(Supplied data begins)

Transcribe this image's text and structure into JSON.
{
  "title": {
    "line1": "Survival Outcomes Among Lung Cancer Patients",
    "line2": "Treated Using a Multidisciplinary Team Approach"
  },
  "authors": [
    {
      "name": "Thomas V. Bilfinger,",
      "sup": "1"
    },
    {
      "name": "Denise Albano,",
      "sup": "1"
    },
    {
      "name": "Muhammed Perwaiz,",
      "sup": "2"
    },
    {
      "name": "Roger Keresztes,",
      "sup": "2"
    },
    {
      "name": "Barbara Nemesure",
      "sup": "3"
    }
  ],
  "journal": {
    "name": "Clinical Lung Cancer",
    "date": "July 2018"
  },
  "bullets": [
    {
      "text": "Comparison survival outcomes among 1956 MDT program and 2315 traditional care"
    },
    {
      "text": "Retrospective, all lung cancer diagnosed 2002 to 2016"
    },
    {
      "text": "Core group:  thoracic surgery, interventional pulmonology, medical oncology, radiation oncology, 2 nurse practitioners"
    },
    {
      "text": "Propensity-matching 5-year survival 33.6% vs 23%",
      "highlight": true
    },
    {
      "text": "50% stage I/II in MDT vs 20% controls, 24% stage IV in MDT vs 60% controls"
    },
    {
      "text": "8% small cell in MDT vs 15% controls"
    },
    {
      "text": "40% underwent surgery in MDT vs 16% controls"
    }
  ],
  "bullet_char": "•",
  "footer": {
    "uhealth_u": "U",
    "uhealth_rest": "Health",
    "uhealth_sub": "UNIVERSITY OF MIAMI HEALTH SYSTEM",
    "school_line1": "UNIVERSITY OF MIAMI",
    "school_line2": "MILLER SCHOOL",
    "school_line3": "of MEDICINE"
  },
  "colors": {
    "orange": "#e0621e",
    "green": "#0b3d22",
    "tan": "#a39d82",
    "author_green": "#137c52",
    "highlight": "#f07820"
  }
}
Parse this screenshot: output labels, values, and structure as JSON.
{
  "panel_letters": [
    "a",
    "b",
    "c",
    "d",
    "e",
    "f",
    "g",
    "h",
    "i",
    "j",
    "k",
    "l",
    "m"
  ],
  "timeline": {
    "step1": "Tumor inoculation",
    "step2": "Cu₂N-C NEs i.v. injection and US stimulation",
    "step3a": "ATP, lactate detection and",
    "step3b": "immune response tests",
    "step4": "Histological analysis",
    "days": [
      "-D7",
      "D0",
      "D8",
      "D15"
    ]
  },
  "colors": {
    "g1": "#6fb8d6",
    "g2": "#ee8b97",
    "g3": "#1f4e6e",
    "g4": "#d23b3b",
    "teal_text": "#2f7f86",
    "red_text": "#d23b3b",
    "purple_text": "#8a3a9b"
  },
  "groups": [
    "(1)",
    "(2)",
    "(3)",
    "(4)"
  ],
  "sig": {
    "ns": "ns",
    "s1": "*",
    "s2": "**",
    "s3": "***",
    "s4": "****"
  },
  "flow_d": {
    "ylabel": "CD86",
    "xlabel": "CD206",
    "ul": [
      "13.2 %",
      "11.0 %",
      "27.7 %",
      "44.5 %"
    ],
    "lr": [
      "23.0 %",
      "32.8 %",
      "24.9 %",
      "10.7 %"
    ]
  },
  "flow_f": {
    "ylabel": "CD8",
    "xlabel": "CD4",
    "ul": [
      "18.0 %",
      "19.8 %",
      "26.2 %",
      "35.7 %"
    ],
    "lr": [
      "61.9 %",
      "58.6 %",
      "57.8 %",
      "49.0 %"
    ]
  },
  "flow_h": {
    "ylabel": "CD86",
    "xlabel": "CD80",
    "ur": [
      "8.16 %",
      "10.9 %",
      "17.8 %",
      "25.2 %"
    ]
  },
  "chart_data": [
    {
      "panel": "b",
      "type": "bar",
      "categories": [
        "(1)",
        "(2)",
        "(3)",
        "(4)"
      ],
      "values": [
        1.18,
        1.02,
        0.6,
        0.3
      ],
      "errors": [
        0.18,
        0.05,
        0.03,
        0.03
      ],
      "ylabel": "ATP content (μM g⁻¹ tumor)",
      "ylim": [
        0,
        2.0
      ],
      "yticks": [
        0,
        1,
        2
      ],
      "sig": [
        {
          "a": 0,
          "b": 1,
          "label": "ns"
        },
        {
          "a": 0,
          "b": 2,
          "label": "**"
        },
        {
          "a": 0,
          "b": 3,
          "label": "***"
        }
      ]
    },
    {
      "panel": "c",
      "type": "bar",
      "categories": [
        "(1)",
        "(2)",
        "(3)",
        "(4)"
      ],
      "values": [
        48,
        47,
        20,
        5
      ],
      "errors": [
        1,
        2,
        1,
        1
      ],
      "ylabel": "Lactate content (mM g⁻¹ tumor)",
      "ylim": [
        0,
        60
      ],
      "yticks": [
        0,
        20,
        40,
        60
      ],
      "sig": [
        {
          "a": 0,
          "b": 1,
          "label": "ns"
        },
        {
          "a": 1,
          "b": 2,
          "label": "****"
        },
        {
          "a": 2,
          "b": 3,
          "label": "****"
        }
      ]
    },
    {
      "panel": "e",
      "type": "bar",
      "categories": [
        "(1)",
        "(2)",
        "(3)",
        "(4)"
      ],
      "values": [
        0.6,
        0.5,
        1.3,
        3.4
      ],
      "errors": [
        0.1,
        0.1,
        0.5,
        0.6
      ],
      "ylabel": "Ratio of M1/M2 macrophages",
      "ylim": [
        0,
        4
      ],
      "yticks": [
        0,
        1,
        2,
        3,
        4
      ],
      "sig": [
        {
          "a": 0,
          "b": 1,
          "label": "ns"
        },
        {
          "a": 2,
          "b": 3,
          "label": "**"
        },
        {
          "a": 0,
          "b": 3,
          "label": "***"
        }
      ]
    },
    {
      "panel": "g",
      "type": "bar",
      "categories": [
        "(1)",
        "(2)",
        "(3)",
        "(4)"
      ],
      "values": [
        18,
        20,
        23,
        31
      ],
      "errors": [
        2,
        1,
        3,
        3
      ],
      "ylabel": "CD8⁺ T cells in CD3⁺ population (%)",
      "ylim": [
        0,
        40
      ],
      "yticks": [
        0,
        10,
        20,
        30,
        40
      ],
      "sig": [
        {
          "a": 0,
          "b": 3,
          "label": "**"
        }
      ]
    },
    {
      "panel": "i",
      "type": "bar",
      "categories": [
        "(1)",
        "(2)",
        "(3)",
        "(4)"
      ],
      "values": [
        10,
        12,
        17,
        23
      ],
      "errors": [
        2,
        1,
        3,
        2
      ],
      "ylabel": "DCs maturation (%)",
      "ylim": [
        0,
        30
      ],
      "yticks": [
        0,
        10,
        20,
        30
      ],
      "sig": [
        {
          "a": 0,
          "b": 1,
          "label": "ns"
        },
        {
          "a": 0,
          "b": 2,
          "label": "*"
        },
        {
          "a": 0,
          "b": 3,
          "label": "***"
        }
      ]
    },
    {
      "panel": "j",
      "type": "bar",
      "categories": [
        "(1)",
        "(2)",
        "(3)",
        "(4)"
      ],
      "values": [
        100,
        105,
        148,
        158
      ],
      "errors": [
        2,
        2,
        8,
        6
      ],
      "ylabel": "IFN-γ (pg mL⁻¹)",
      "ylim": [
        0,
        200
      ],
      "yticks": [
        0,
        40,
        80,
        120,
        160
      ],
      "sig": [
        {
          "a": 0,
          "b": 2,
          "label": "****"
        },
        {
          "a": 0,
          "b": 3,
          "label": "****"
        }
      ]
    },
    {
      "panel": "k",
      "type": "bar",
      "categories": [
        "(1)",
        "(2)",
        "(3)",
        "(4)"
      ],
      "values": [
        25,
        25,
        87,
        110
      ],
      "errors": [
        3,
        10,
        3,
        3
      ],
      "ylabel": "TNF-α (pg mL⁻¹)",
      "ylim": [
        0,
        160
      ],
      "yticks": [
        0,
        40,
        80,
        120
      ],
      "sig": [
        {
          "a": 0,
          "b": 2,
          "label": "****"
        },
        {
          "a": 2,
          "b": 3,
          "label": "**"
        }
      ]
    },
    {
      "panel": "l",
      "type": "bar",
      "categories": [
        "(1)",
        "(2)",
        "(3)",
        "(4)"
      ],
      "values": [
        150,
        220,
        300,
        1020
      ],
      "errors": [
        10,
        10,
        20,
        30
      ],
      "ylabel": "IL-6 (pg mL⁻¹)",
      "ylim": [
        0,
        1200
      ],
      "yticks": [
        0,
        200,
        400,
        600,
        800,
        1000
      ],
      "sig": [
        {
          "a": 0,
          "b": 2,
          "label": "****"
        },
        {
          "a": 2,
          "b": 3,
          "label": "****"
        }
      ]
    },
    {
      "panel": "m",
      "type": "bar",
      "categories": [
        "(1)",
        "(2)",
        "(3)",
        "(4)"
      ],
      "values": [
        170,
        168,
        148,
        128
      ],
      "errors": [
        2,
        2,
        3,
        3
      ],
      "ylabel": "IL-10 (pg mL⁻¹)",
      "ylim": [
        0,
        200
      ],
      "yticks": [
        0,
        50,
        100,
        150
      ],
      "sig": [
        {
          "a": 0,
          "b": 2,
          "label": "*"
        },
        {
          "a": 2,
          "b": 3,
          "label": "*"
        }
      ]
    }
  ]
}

(Supplied data ends)

■ Requirement:
Return, from the data, each line where the string "JSON" occurs.

■ Written reply:
Transcribe this image's text and structure into JSON.
Parse this screenshot: output labels, values, and structure as JSON.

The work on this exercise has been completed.